EXERCISE BRIEF> Copy each line containing the word "ἐπαρχίας" from the records that follow, please.
=-=-=
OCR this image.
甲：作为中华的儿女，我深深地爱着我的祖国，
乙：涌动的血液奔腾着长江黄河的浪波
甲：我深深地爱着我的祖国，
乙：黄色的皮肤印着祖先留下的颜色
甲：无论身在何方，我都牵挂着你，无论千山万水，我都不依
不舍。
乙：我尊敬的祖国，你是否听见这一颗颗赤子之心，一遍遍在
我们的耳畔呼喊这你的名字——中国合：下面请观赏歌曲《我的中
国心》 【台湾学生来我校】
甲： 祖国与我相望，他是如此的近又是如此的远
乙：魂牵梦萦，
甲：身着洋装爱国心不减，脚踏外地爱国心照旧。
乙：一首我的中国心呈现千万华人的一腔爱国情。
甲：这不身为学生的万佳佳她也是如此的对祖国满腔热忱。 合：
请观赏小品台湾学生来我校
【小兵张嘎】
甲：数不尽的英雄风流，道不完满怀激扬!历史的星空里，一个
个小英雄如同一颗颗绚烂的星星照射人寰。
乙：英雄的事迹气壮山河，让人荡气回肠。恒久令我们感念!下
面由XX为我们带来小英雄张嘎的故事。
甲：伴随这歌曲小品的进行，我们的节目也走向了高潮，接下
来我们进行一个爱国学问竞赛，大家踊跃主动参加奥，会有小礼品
=-=-=
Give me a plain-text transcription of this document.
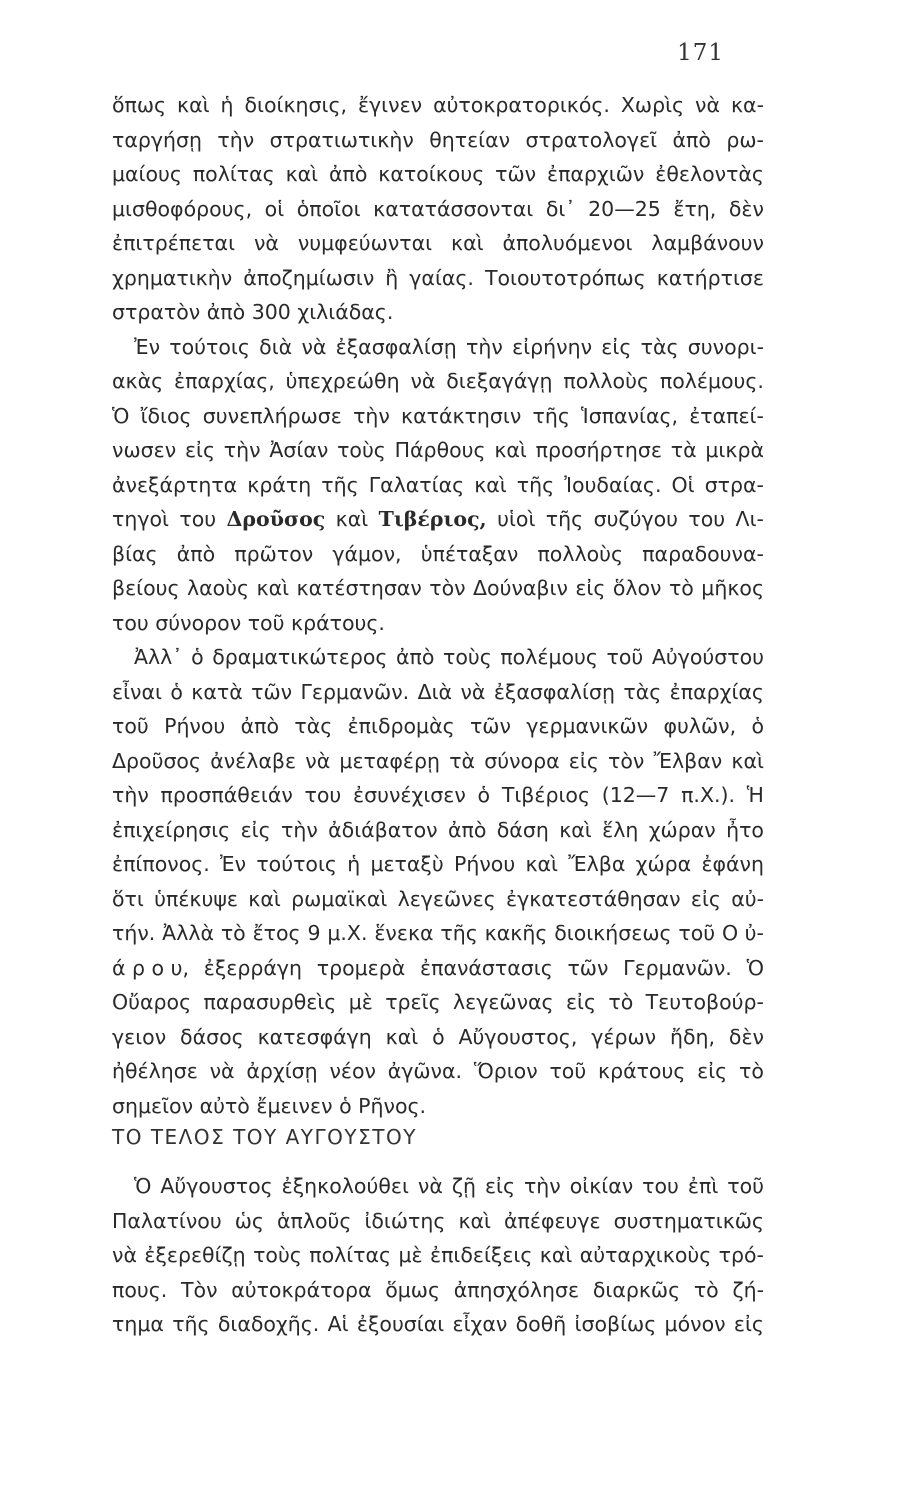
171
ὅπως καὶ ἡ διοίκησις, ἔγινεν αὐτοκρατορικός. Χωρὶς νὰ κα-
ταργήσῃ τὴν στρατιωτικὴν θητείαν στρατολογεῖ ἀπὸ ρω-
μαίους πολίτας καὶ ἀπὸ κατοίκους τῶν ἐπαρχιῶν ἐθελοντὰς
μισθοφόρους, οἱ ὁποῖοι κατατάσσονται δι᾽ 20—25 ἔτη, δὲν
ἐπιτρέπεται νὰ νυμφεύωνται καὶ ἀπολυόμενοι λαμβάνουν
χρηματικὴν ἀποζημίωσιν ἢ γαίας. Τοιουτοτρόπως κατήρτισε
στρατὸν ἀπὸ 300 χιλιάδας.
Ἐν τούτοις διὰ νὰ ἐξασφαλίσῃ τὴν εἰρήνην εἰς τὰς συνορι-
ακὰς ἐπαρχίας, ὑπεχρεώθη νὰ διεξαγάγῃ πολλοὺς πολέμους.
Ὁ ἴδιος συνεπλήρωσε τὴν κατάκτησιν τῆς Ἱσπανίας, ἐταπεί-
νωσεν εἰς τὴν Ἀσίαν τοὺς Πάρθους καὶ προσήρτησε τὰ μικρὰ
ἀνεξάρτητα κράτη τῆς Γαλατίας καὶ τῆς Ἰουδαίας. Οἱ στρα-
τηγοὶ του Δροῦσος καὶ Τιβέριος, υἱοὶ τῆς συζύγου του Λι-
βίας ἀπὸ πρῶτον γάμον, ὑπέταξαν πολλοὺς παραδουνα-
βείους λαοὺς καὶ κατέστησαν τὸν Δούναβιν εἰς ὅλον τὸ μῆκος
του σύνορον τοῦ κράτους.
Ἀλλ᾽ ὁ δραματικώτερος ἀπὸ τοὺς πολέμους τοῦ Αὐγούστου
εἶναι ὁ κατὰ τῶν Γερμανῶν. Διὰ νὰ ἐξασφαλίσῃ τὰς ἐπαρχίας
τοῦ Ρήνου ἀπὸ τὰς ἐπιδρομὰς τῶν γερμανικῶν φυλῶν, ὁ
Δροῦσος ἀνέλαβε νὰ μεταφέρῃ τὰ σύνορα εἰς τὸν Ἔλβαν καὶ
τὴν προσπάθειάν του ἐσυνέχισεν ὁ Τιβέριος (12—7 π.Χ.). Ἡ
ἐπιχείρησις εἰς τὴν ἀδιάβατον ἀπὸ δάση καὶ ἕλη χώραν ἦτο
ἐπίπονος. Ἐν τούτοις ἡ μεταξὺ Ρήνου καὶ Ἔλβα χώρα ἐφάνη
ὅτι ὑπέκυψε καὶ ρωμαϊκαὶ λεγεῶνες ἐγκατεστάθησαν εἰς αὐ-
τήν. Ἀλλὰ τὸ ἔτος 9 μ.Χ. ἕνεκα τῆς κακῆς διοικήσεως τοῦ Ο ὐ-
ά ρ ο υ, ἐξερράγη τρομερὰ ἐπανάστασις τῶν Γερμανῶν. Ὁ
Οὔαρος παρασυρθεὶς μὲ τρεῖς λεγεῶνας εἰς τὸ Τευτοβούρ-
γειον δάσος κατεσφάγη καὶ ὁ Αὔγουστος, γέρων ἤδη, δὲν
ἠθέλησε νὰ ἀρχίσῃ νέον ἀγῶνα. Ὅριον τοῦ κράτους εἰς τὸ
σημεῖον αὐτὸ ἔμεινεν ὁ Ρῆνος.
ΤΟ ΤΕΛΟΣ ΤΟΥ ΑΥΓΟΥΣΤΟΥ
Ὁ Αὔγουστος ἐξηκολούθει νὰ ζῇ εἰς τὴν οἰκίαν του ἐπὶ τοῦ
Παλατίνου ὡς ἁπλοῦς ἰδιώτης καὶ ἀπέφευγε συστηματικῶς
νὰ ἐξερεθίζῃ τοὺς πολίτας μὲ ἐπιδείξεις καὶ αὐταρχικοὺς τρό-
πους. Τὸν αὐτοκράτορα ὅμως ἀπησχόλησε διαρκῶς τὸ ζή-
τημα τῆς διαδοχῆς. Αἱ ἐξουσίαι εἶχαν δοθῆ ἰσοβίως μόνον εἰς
=-=-=
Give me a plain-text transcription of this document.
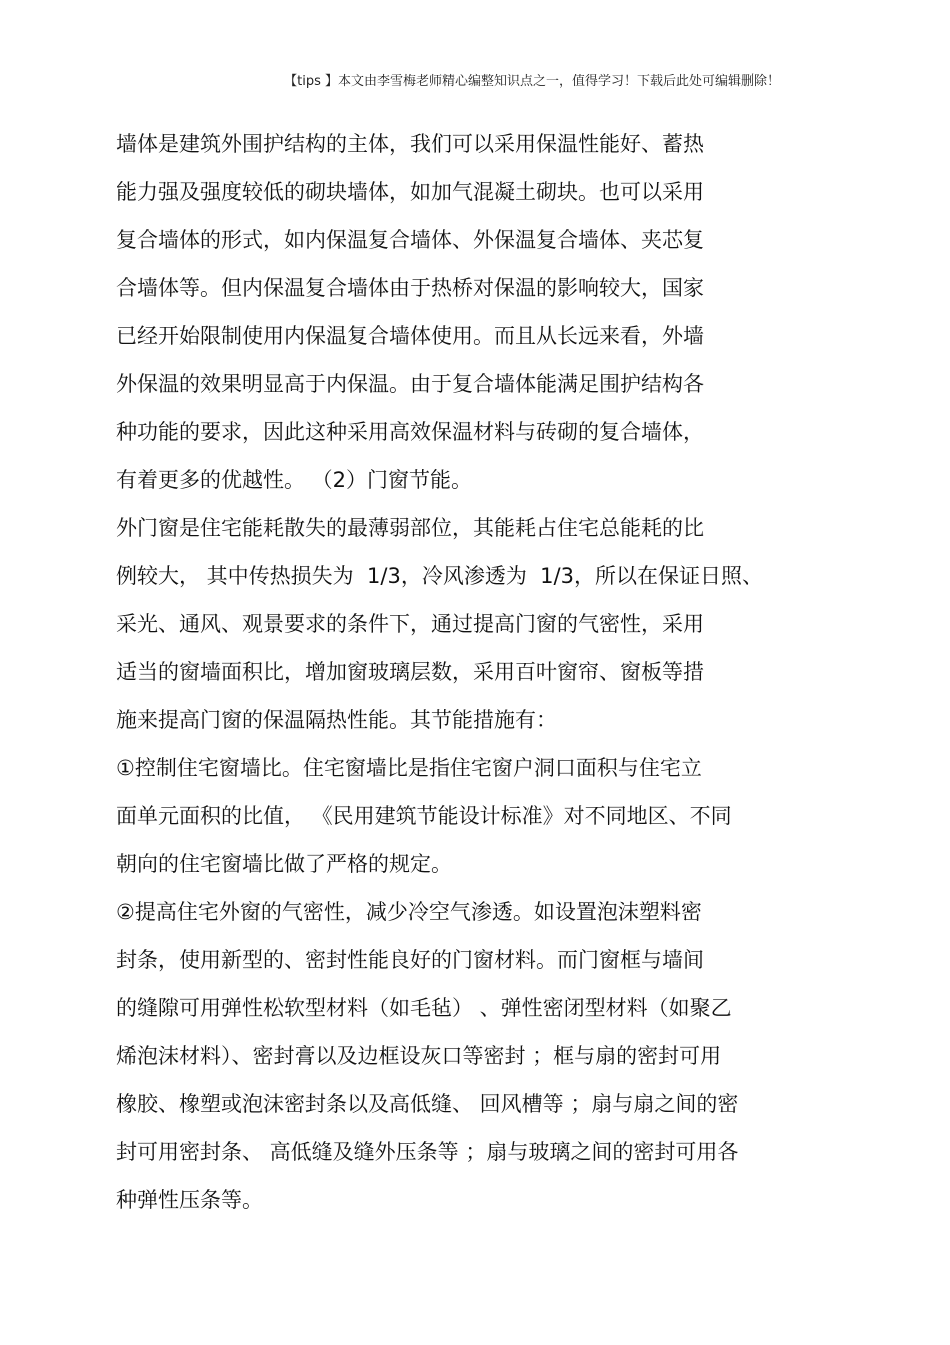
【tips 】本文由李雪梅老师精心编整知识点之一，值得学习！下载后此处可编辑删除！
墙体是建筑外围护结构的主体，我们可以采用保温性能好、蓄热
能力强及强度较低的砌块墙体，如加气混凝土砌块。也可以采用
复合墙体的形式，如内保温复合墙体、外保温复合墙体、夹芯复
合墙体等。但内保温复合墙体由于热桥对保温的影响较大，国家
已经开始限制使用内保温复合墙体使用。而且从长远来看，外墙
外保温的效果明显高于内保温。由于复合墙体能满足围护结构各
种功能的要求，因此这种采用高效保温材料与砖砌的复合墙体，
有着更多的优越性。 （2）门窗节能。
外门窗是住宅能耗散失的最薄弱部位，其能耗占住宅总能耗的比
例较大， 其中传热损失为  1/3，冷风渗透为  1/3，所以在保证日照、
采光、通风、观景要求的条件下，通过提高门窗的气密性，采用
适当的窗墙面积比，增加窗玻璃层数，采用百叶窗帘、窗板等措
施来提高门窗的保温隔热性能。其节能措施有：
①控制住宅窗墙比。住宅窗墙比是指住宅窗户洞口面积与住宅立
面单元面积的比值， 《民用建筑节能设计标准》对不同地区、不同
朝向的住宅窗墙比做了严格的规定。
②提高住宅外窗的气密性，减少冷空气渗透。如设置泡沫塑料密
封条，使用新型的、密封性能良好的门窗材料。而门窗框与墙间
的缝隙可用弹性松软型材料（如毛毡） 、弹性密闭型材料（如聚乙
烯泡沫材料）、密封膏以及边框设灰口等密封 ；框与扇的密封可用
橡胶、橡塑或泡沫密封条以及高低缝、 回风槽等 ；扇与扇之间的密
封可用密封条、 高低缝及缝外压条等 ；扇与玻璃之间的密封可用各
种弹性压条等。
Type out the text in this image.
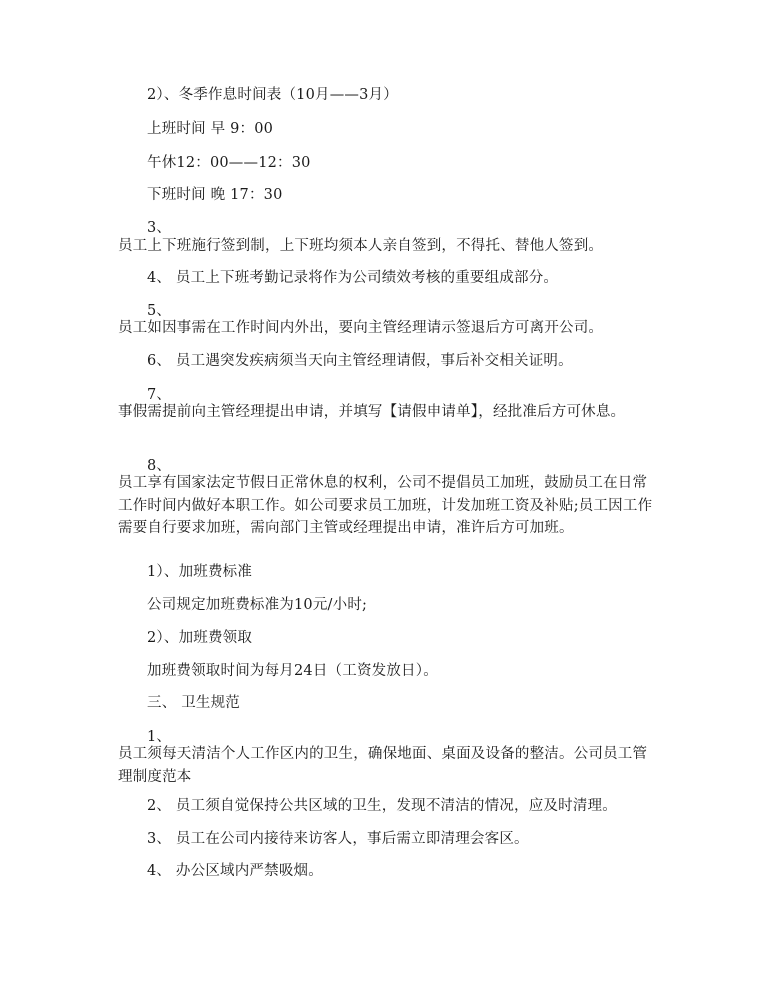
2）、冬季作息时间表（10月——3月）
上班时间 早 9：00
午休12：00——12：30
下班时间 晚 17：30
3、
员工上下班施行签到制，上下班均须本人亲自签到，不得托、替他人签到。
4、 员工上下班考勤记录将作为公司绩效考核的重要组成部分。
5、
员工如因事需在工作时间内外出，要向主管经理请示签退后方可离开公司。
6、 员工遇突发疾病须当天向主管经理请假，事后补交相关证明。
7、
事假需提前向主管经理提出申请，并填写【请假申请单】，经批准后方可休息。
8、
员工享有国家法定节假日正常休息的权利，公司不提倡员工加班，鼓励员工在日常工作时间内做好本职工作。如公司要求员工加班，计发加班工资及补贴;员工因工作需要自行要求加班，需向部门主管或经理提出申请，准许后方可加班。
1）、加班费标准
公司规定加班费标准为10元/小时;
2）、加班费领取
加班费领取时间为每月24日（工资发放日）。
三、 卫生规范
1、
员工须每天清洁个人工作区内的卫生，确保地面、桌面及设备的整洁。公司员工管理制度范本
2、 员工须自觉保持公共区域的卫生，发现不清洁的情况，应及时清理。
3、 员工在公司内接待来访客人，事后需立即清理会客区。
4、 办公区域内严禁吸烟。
=-=-=
THE COMPLETED TASK>
ακὰς ἐπαρχίας, ὑπεχρεώθη νὰ διεξαγάγῃ πολλοὺς πολέμους.
εἶναι ὁ κατὰ τῶν Γερμανῶν. Διὰ νὰ ἐξασφαλίσῃ τὰς ἐπαρχίας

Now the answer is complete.